__GIVEN PROBLEM__: Leave the pictures out and transcribe every record exactly.

__INPUT RECORDS__:
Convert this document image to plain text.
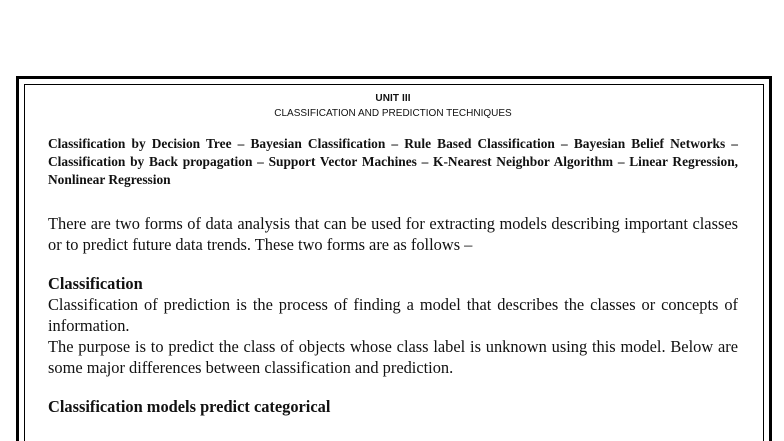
UNIT III
CLASSIFICATION AND PREDICTION TECHNIQUES
Classification by Decision Tree – Bayesian Classification – Rule Based Classification – Bayesian Belief Networks – Classification by Back propagation – Support Vector Machines – K-Nearest Neighbor Algorithm – Linear Regression, Nonlinear Regression
There are two forms of data analysis that can be used for extracting models describing important classes or to predict future data trends. These two forms are as follows –
Classification
Classification of prediction is the process of finding a model that describes the classes or concepts of information.
The purpose is to predict the class of objects whose class label is unknown using this model. Below are some major differences between classification and prediction.
Classification models predict categorical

__EXPECTED ANSWER__:
Convert this document image to plain text.
UNIT III
CLASSIFICATION AND PREDICTION TECHNIQUES
Classification by Decision Tree – Bayesian Classification – Rule Based Classification – Bayesian Belief Networks – Classification by Back propagation – Support Vector Machines – K-Nearest Neighbor Algorithm – Linear Regression, Nonlinear Regression
There are two forms of data analysis that can be used for extracting models describing important classes or to predict future data trends. These two forms are as follows –
Classification
Classification of prediction is the process of finding a model that describes the classes or concepts of information.
The purpose is to predict the class of objects whose class label is unknown using this model. Below are some major differences between classification and prediction.
Classification models predict categorical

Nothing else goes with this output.